Requirement =
Please print the full listing exactly.

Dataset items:
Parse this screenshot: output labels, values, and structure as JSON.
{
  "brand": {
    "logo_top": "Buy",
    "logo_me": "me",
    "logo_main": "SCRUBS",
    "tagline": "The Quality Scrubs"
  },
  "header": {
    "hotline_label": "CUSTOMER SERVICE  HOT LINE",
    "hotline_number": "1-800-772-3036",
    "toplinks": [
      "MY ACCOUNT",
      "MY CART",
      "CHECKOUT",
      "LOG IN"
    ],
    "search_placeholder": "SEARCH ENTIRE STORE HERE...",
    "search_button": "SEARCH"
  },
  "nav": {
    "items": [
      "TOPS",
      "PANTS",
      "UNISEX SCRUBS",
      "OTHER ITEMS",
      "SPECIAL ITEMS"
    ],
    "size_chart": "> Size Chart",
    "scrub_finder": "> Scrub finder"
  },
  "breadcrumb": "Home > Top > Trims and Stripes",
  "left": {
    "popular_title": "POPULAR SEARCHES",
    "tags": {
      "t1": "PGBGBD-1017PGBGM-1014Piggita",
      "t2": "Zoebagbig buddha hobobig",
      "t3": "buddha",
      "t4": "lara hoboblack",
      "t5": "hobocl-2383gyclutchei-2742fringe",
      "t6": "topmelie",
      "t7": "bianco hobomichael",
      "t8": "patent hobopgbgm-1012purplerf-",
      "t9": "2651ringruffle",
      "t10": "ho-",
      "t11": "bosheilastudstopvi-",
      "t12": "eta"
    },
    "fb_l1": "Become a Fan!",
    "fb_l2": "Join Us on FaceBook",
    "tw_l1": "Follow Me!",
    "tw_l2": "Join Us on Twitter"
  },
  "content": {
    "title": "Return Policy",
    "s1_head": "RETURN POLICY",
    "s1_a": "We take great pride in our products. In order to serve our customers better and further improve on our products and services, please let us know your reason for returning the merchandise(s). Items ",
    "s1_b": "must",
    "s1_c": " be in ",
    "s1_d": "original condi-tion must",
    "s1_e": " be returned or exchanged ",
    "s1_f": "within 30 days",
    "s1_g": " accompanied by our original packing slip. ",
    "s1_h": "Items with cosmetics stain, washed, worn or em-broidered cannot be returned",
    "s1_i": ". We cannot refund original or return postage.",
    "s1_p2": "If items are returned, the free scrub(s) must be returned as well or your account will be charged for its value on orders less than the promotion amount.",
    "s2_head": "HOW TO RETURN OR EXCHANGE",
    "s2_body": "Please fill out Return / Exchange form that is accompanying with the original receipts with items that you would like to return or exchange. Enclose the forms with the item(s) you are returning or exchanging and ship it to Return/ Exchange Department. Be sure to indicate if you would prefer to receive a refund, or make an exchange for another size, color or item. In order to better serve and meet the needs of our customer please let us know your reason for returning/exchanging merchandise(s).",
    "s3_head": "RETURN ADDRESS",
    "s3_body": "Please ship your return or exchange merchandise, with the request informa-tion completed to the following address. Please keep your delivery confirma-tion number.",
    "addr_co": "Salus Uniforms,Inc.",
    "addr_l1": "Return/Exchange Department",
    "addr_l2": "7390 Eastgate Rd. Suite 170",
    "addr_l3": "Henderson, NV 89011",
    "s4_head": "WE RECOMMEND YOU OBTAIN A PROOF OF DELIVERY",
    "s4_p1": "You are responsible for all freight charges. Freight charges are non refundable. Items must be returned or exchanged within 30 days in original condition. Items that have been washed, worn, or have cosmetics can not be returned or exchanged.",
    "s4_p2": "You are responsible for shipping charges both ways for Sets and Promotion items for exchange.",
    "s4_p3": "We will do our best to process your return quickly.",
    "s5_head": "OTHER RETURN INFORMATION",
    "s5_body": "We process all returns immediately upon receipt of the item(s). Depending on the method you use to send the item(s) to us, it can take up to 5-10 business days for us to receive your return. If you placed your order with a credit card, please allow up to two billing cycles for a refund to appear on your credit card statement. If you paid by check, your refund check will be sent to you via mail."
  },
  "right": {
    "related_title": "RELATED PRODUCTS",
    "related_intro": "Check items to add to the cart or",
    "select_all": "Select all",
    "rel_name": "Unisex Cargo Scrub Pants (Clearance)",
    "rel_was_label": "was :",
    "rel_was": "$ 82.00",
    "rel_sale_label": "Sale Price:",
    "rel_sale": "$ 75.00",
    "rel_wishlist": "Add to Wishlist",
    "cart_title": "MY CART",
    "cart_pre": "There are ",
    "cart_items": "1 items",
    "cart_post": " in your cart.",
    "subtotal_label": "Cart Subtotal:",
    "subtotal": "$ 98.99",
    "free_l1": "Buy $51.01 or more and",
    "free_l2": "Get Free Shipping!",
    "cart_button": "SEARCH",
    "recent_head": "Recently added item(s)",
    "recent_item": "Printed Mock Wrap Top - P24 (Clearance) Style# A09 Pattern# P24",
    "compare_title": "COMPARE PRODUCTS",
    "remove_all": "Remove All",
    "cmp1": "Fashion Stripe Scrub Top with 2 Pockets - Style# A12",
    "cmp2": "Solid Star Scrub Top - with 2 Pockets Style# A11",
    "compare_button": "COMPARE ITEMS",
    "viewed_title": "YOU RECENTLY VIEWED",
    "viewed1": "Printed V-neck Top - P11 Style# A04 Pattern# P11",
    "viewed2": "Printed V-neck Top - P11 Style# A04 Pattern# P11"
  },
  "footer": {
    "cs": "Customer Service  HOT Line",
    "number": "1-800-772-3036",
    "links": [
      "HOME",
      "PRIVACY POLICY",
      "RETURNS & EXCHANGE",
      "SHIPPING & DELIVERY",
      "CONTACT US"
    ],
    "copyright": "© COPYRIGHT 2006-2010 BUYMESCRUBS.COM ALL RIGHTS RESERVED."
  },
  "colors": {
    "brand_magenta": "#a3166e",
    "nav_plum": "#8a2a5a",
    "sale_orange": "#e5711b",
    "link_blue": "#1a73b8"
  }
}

Task output =
Parse this screenshot: output labels, values, and structure as JSON.
{
  "brand": {
    "logo_top": "Buy",
    "logo_me": "me",
    "logo_main": "SCRUBS",
    "tagline": "The Quality Scrubs"
  },
  "header": {
    "hotline_label": "CUSTOMER SERVICE  HOT LINE",
    "hotline_number": "1-800-772-3036",
    "toplinks": [
      "MY ACCOUNT",
      "MY CART",
      "CHECKOUT",
      "LOG IN"
    ],
    "search_placeholder": "SEARCH ENTIRE STORE HERE...",
    "search_button": "SEARCH"
  },
  "nav": {
    "items": [
      "TOPS",
      "PANTS",
      "UNISEX SCRUBS",
      "OTHER ITEMS",
      "SPECIAL ITEMS"
    ],
    "size_chart": "> Size Chart",
    "scrub_finder": "> Scrub finder"
  },
  "breadcrumb": "Home > Top > Trims and Stripes",
  "left": {
    "popular_title": "POPULAR SEARCHES",
    "tags": {
      "t1": "PGBGBD-1017PGBGM-1014Piggita",
      "t2": "Zoebagbig buddha hobobig",
      "t3": "buddha",
      "t4": "lara hoboblack",
      "t5": "hobocl-2383gyclutchei-2742fringe",
      "t6": "topmelie",
      "t7": "bianco hobomichael",
      "t8": "patent hobopgbgm-1012purplerf-",
      "t9": "2651ringruffle",
      "t10": "ho-",
      "t11": "bosheilastudstopvi-",
      "t12": "eta"
    },
    "fb_l1": "Become a Fan!",
    "fb_l2": "Join Us on FaceBook",
    "tw_l1": "Follow Me!",
    "tw_l2": "Join Us on Twitter"
  },
  "content": {
    "title": "Return Policy",
    "s1_head": "RETURN POLICY",
    "s1_a": "We take great pride in our products. In order to serve our customers better and further improve on our products and services, please let us know your reason for returning the merchandise(s). Items ",
    "s1_b": "must",
    "s1_c": " be in ",
    "s1_d": "original condi-tion must",
    "s1_e": " be returned or exchanged ",
    "s1_f": "within 30 days",
    "s1_g": " accompanied by our original packing slip. ",
    "s1_h": "Items with cosmetics stain, washed, worn or em-broidered cannot be returned",
    "s1_i": ". We cannot refund original or return postage.",
    "s1_p2": "If items are returned, the free scrub(s) must be returned as well or your account will be charged for its value on orders less than the promotion amount.",
    "s2_head": "HOW TO RETURN OR EXCHANGE",
    "s2_body": "Please fill out Return / Exchange form that is accompanying with the original receipts with items that you would like to return or exchange. Enclose the forms with the item(s) you are returning or exchanging and ship it to Return/ Exchange Department. Be sure to indicate if you would prefer to receive a refund, or make an exchange for another size, color or item. In order to better serve and meet the needs of our customer please let us know your reason for returning/exchanging merchandise(s).",
    "s3_head": "RETURN ADDRESS",
    "s3_body": "Please ship your return or exchange merchandise, with the request informa-tion completed to the following address. Please keep your delivery confirma-tion number.",
    "addr_co": "Salus Uniforms,Inc.",
    "addr_l1": "Return/Exchange Department",
    "addr_l2": "7390 Eastgate Rd. Suite 170",
    "addr_l3": "Henderson, NV 89011",
    "s4_head": "WE RECOMMEND YOU OBTAIN A PROOF OF DELIVERY",
    "s4_p1": "You are responsible for all freight charges. Freight charges are non refundable. Items must be returned or exchanged within 30 days in original condition. Items that have been washed, worn, or have cosmetics can not be returned or exchanged.",
    "s4_p2": "You are responsible for shipping charges both ways for Sets and Promotion items for exchange.",
    "s4_p3": "We will do our best to process your return quickly.",
    "s5_head": "OTHER RETURN INFORMATION",
    "s5_body": "We process all returns immediately upon receipt of the item(s). Depending on the method you use to send the item(s) to us, it can take up to 5-10 business days for us to receive your return. If you placed your order with a credit card, please allow up to two billing cycles for a refund to appear on your credit card statement. If you paid by check, your refund check will be sent to you via mail."
  },
  "right": {
    "related_title": "RELATED PRODUCTS",
    "related_intro": "Check items to add to the cart or",
    "select_all": "Select all",
    "rel_name": "Unisex Cargo Scrub Pants (Clearance)",
    "rel_was_label": "was :",
    "rel_was": "$ 82.00",
    "rel_sale_label": "Sale Price:",
    "rel_sale": "$ 75.00",
    "rel_wishlist": "Add to Wishlist",
    "cart_title": "MY CART",
    "cart_pre": "There are ",
    "cart_items": "1 items",
    "cart_post": " in your cart.",
    "subtotal_label": "Cart Subtotal:",
    "subtotal": "$ 98.99",
    "free_l1": "Buy $51.01 or more and",
    "free_l2": "Get Free Shipping!",
    "cart_button": "SEARCH",
    "recent_head": "Recently added item(s)",
    "recent_item": "Printed Mock Wrap Top - P24 (Clearance) Style# A09 Pattern# P24",
    "compare_title": "COMPARE PRODUCTS",
    "remove_all": "Remove All",
    "cmp1": "Fashion Stripe Scrub Top with 2 Pockets - Style# A12",
    "cmp2": "Solid Star Scrub Top - with 2 Pockets Style# A11",
    "compare_button": "COMPARE ITEMS",
    "viewed_title": "YOU RECENTLY VIEWED",
    "viewed1": "Printed V-neck Top - P11 Style# A04 Pattern# P11",
    "viewed2": "Printed V-neck Top - P11 Style# A04 Pattern# P11"
  },
  "footer": {
    "cs": "Customer Service  HOT Line",
    "number": "1-800-772-3036",
    "links": [
      "HOME",
      "PRIVACY POLICY",
      "RETURNS & EXCHANGE",
      "SHIPPING & DELIVERY",
      "CONTACT US"
    ],
    "copyright": "© COPYRIGHT 2006-2010 BUYMESCRUBS.COM ALL RIGHTS RESERVED."
  },
  "colors": {
    "brand_magenta": "#a3166e",
    "nav_plum": "#8a2a5a",
    "sale_orange": "#e5711b",
    "link_blue": "#1a73b8"
  }
}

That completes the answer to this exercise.